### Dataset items

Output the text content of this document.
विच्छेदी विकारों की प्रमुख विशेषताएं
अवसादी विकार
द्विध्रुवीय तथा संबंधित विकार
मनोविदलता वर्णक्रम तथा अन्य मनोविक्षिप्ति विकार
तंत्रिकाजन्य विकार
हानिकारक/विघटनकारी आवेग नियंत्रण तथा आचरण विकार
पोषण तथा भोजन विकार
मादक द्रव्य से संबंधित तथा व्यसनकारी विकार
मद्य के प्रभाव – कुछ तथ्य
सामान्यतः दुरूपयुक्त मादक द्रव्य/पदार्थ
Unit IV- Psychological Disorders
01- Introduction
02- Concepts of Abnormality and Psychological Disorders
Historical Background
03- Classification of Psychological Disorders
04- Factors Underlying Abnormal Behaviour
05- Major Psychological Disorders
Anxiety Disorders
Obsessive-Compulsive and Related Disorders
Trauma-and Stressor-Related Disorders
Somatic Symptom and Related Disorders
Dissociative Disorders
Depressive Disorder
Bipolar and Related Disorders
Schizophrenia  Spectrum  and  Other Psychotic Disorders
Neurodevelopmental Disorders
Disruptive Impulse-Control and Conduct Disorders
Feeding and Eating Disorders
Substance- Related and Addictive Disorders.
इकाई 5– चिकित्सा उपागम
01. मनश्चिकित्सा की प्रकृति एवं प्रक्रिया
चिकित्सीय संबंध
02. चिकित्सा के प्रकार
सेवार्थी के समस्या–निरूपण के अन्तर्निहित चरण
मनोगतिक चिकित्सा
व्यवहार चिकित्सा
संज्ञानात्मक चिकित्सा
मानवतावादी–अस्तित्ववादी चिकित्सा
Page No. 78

### EXERCISE
Write every entry out again exactly.

### ANSWER FOR THIS EXERCISE
Output the text content of this document.
विच्छेदी विकारों की प्रमुख विशेषताएं
अवसादी विकार
द्विध्रुवीय तथा संबंधित विकार
मनोविदलता वर्णक्रम तथा अन्य मनोविक्षिप्ति विकार
तंत्रिकाजन्य विकार
हानिकारक/विघटनकारी आवेग नियंत्रण तथा आचरण विकार
पोषण तथा भोजन विकार
मादक द्रव्य से संबंधित तथा व्यसनकारी विकार
मद्य के प्रभाव – कुछ तथ्य
सामान्यतः दुरूपयुक्त मादक द्रव्य/पदार्थ
Unit IV- Psychological Disorders
01- Introduction
02- Concepts of Abnormality and Psychological Disorders
Historical Background
03- Classification of Psychological Disorders
04- Factors Underlying Abnormal Behaviour
05- Major Psychological Disorders
Anxiety Disorders
Obsessive-Compulsive and Related Disorders
Trauma-and Stressor-Related Disorders
Somatic Symptom and Related Disorders
Dissociative Disorders
Depressive Disorder
Bipolar and Related Disorders
Schizophrenia  Spectrum  and  Other Psychotic Disorders
Neurodevelopmental Disorders
Disruptive Impulse-Control and Conduct Disorders
Feeding and Eating Disorders
Substance- Related and Addictive Disorders.
इकाई 5– चिकित्सा उपागम
01. मनश्चिकित्सा की प्रकृति एवं प्रक्रिया
चिकित्सीय संबंध
02. चिकित्सा के प्रकार
सेवार्थी के समस्या–निरूपण के अन्तर्निहित चरण
मनोगतिक चिकित्सा
व्यवहार चिकित्सा
संज्ञानात्मक चिकित्सा
मानवतावादी–अस्तित्ववादी चिकित्सा
Page No. 78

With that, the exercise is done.